Copy, from the entries below, each line where the word "Beginning" can be found.

DATA ROWS >>
______________________________

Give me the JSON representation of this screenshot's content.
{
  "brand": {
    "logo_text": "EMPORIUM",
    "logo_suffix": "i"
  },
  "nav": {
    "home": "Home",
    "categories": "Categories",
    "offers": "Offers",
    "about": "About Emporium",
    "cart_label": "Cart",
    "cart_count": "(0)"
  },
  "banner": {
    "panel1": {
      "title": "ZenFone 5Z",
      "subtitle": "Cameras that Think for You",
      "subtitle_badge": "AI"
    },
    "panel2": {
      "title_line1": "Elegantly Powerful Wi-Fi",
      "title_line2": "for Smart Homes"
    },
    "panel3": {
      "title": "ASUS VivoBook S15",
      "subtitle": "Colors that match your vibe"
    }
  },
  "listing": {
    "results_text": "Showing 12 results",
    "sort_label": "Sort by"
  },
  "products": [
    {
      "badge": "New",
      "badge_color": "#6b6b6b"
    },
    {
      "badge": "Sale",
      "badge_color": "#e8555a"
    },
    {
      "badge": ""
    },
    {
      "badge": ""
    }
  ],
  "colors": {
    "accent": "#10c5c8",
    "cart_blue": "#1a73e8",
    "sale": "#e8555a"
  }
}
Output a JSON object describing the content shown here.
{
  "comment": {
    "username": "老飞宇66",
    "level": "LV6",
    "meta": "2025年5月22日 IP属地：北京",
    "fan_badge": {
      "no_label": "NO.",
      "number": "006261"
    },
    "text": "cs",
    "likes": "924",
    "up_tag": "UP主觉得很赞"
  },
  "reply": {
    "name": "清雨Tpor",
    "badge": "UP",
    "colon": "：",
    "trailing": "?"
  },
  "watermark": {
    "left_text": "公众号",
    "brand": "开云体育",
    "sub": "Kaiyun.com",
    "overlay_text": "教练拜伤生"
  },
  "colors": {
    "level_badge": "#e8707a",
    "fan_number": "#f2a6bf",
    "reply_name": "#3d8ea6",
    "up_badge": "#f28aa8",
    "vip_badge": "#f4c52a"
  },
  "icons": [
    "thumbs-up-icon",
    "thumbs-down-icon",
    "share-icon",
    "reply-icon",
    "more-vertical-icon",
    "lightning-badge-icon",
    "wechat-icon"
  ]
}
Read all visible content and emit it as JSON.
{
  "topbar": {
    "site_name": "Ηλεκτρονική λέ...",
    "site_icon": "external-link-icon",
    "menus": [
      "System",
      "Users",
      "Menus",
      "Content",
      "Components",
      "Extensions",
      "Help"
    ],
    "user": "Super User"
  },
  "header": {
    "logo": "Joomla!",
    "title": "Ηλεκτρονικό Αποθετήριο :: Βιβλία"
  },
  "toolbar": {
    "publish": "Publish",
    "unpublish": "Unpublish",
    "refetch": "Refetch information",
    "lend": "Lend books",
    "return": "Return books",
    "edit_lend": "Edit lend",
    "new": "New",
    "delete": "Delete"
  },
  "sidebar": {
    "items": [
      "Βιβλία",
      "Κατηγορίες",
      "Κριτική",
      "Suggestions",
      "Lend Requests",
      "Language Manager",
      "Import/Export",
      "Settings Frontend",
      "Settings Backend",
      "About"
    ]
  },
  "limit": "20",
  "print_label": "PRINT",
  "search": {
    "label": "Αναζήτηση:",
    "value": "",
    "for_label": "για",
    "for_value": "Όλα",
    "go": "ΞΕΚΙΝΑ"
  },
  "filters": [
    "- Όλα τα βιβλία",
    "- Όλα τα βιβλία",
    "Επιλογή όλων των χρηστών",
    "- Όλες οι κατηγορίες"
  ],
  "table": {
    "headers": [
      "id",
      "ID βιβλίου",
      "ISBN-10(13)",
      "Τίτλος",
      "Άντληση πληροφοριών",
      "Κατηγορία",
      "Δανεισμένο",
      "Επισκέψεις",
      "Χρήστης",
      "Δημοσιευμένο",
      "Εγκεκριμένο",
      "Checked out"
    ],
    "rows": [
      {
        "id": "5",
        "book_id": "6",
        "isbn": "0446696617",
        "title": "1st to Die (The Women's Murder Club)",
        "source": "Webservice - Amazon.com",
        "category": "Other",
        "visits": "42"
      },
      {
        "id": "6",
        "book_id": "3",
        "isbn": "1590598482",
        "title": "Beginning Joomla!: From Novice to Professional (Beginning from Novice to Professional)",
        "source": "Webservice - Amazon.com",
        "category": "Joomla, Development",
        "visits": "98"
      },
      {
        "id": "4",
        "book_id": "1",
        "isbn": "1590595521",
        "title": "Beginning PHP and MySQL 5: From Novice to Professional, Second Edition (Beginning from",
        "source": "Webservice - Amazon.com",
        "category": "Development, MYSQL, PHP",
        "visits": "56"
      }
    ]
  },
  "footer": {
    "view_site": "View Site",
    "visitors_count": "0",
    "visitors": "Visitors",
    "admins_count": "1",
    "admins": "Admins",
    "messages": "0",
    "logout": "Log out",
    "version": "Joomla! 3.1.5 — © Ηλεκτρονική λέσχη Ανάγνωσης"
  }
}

______________________________

FINAL ANSWER >>
        "title": "Beginning Joomla!: From Novice to Professional (Beginning from Novice to Professional)",
        "title": "Beginning PHP and MySQL 5: From Novice to Professional, Second Edition (Beginning from",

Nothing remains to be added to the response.